• EXERCISE AIM:
Extract the entries in their exact form.

[Extracted records]
-- Begin --

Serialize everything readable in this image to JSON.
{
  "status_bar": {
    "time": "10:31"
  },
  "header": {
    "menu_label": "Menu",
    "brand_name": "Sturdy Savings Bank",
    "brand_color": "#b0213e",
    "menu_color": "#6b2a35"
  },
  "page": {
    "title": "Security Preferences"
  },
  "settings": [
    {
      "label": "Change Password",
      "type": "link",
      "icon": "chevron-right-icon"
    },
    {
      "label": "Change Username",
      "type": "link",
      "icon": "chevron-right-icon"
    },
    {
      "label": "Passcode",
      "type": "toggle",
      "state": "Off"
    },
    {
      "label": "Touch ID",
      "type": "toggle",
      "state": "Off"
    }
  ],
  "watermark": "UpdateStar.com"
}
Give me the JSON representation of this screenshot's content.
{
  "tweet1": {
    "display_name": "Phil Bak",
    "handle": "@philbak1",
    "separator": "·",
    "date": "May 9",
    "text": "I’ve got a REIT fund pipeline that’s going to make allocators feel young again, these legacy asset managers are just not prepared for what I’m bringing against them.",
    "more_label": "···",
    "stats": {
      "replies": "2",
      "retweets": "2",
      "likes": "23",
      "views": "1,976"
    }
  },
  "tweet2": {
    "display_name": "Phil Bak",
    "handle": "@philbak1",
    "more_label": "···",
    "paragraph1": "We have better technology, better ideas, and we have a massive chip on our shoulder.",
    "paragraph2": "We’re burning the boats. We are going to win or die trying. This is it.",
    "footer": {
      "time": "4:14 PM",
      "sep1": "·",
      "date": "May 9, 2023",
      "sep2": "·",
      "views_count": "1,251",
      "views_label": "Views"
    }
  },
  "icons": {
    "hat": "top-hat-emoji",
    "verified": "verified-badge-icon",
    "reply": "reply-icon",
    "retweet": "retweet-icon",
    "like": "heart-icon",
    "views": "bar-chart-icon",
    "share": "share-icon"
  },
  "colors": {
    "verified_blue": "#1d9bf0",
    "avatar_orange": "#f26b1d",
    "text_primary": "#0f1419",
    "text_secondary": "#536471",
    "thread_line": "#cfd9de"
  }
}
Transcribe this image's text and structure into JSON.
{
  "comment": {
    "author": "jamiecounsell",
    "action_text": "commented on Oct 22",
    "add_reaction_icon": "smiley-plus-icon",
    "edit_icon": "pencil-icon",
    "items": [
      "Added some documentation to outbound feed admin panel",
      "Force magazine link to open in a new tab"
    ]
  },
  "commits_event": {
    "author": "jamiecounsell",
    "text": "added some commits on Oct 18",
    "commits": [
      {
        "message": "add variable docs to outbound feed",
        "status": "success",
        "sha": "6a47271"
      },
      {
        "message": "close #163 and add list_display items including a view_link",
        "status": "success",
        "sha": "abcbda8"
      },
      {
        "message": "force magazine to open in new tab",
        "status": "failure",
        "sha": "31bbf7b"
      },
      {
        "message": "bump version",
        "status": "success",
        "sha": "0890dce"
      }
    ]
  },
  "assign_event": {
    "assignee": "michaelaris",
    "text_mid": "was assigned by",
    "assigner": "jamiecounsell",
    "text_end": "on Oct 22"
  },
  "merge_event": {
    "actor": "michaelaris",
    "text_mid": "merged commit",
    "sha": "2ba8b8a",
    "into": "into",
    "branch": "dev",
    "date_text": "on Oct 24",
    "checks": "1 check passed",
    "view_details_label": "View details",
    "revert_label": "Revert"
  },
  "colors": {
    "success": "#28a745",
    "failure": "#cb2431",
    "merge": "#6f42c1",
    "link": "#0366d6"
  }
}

-- End --

• IN RESPONSE:
Serialize everything readable in this image to JSON.
{
  "status_bar": {
    "time": "10:31"
  },
  "header": {
    "menu_label": "Menu",
    "brand_name": "Sturdy Savings Bank",
    "brand_color": "#b0213e",
    "menu_color": "#6b2a35"
  },
  "page": {
    "title": "Security Preferences"
  },
  "settings": [
    {
      "label": "Change Password",
      "type": "link",
      "icon": "chevron-right-icon"
    },
    {
      "label": "Change Username",
      "type": "link",
      "icon": "chevron-right-icon"
    },
    {
      "label": "Passcode",
      "type": "toggle",
      "state": "Off"
    },
    {
      "label": "Touch ID",
      "type": "toggle",
      "state": "Off"
    }
  ],
  "watermark": "UpdateStar.com"
}
Give me the JSON representation of this screenshot's content.
{
  "tweet1": {
    "display_name": "Phil Bak",
    "handle": "@philbak1",
    "separator": "·",
    "date": "May 9",
    "text": "I’ve got a REIT fund pipeline that’s going to make allocators feel young again, these legacy asset managers are just not prepared for what I’m bringing against them.",
    "more_label": "···",
    "stats": {
      "replies": "2",
      "retweets": "2",
      "likes": "23",
      "views": "1,976"
    }
  },
  "tweet2": {
    "display_name": "Phil Bak",
    "handle": "@philbak1",
    "more_label": "···",
    "paragraph1": "We have better technology, better ideas, and we have a massive chip on our shoulder.",
    "paragraph2": "We’re burning the boats. We are going to win or die trying. This is it.",
    "footer": {
      "time": "4:14 PM",
      "sep1": "·",
      "date": "May 9, 2023",
      "sep2": "·",
      "views_count": "1,251",
      "views_label": "Views"
    }
  },
  "icons": {
    "hat": "top-hat-emoji",
    "verified": "verified-badge-icon",
    "reply": "reply-icon",
    "retweet": "retweet-icon",
    "like": "heart-icon",
    "views": "bar-chart-icon",
    "share": "share-icon"
  },
  "colors": {
    "verified_blue": "#1d9bf0",
    "avatar_orange": "#f26b1d",
    "text_primary": "#0f1419",
    "text_secondary": "#536471",
    "thread_line": "#cfd9de"
  }
}
Transcribe this image's text and structure into JSON.
{
  "comment": {
    "author": "jamiecounsell",
    "action_text": "commented on Oct 22",
    "add_reaction_icon": "smiley-plus-icon",
    "edit_icon": "pencil-icon",
    "items": [
      "Added some documentation to outbound feed admin panel",
      "Force magazine link to open in a new tab"
    ]
  },
  "commits_event": {
    "author": "jamiecounsell",
    "text": "added some commits on Oct 18",
    "commits": [
      {
        "message": "add variable docs to outbound feed",
        "status": "success",
        "sha": "6a47271"
      },
      {
        "message": "close #163 and add list_display items including a view_link",
        "status": "success",
        "sha": "abcbda8"
      },
      {
        "message": "force magazine to open in new tab",
        "status": "failure",
        "sha": "31bbf7b"
      },
      {
        "message": "bump version",
        "status": "success",
        "sha": "0890dce"
      }
    ]
  },
  "assign_event": {
    "assignee": "michaelaris",
    "text_mid": "was assigned by",
    "assigner": "jamiecounsell",
    "text_end": "on Oct 22"
  },
  "merge_event": {
    "actor": "michaelaris",
    "text_mid": "merged commit",
    "sha": "2ba8b8a",
    "into": "into",
    "branch": "dev",
    "date_text": "on Oct 24",
    "checks": "1 check passed",
    "view_details_label": "View details",
    "revert_label": "Revert"
  },
  "colors": {
    "success": "#28a745",
    "failure": "#cb2431",
    "merge": "#6f42c1",
    "link": "#0366d6"
  }
}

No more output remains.